▶ **What the exercise asks**: Copy out each line that mentions the word "game".

Stored items:
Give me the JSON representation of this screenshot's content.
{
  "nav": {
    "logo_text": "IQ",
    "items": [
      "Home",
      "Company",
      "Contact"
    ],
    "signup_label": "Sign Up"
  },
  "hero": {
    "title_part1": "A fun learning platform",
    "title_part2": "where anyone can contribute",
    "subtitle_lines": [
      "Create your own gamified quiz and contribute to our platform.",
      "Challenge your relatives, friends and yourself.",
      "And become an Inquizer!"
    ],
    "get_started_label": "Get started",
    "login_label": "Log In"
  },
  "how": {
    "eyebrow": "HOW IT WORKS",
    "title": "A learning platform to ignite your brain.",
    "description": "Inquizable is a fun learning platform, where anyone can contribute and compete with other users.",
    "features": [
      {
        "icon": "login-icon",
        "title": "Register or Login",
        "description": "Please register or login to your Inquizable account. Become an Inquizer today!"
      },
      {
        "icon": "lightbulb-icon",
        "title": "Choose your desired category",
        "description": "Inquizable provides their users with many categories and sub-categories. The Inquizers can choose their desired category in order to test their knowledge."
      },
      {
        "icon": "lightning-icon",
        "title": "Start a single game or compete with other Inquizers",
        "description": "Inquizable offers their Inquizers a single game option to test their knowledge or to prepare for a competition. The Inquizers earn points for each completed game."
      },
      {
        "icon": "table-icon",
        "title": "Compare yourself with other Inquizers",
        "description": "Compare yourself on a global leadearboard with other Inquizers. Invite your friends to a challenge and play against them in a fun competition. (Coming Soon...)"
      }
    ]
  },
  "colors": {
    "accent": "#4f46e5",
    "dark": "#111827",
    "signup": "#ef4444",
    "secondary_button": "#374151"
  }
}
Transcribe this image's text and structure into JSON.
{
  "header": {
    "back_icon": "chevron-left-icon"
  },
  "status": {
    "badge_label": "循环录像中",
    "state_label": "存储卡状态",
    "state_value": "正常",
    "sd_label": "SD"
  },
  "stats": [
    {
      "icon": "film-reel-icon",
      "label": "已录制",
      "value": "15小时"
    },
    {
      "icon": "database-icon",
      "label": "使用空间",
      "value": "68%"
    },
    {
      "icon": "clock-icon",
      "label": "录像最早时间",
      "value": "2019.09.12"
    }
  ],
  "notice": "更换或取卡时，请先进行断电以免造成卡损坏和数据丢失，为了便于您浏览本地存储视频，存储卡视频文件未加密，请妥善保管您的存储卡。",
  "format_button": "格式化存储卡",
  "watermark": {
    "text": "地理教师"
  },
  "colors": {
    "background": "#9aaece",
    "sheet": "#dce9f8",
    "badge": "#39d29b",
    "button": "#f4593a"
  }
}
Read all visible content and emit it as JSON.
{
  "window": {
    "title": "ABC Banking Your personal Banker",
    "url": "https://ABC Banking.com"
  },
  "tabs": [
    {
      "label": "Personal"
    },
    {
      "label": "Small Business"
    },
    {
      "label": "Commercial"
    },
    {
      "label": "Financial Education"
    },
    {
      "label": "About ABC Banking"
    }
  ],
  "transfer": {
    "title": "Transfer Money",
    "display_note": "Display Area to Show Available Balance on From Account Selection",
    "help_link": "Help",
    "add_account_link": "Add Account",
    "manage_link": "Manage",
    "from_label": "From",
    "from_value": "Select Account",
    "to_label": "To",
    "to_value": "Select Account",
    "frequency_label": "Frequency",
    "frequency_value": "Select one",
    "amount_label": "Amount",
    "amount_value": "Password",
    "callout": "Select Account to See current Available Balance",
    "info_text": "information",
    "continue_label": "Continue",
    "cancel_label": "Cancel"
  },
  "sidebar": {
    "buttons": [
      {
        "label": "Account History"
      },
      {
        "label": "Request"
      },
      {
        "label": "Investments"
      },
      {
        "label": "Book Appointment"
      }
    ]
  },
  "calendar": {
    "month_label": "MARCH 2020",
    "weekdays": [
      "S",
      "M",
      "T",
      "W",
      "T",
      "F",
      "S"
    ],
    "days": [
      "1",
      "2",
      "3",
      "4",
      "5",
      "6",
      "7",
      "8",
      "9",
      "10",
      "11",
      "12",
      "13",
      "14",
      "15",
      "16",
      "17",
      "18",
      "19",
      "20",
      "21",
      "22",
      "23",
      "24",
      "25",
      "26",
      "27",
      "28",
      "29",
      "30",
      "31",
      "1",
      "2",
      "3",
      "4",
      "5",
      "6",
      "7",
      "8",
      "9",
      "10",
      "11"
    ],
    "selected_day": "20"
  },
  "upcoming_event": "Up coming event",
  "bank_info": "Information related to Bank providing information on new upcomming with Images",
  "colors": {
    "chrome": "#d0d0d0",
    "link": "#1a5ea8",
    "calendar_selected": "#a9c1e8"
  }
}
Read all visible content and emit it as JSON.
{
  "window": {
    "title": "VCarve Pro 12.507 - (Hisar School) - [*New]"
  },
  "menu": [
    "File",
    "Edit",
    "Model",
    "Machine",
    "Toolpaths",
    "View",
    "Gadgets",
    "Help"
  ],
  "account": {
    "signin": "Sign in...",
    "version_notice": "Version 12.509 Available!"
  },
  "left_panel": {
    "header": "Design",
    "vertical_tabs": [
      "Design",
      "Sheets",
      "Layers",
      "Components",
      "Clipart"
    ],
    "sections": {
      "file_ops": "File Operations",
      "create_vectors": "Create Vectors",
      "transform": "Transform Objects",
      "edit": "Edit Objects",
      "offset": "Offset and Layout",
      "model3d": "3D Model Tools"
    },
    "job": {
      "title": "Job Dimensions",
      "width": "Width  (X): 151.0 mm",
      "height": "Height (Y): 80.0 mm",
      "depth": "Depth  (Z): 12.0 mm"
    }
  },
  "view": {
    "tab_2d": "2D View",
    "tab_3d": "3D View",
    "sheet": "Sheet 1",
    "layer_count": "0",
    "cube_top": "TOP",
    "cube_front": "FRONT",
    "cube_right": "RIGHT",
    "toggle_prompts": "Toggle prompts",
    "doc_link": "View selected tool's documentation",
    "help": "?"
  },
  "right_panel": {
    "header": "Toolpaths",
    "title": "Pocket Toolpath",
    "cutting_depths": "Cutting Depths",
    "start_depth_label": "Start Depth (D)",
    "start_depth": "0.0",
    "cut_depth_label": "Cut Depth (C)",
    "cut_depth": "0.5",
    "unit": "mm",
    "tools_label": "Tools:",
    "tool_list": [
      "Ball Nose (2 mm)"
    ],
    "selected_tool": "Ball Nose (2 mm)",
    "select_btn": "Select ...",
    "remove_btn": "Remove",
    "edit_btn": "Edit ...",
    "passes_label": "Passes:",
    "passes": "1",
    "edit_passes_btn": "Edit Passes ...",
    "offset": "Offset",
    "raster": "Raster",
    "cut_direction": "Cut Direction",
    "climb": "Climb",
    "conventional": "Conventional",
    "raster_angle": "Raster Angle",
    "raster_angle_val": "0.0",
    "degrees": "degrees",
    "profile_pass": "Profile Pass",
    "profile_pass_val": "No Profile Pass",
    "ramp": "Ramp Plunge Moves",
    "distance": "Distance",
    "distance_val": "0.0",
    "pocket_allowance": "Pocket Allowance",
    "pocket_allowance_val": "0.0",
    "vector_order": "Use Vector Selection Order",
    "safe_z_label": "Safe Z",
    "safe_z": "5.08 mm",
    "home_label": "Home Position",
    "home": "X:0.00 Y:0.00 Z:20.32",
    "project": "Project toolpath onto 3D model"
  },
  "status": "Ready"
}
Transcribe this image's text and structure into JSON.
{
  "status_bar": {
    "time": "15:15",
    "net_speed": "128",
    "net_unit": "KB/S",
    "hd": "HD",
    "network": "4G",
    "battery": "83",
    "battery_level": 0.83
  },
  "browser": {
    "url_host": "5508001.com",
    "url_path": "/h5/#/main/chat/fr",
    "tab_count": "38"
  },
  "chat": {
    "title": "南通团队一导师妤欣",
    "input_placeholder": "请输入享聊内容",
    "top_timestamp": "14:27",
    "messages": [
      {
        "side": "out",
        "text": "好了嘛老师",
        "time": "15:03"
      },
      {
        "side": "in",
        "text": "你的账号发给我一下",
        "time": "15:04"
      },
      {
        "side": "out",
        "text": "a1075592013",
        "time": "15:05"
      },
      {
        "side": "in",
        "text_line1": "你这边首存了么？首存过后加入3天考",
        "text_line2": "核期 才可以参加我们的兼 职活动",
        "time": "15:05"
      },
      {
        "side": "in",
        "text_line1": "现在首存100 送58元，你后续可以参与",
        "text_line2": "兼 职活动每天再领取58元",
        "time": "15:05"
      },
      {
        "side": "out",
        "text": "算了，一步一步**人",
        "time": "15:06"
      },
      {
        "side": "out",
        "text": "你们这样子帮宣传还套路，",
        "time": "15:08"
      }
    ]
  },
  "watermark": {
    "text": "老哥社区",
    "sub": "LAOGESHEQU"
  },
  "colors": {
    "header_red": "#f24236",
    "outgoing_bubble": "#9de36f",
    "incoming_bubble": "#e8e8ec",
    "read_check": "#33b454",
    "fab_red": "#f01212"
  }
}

▶ **Written solution**:
        "title": "Start a single game or compete with other Inquizers",
        "description": "Inquizable offers their Inquizers a single game option to test their knowledge or to prepare for a competition. The Inquizers earn points for each completed game."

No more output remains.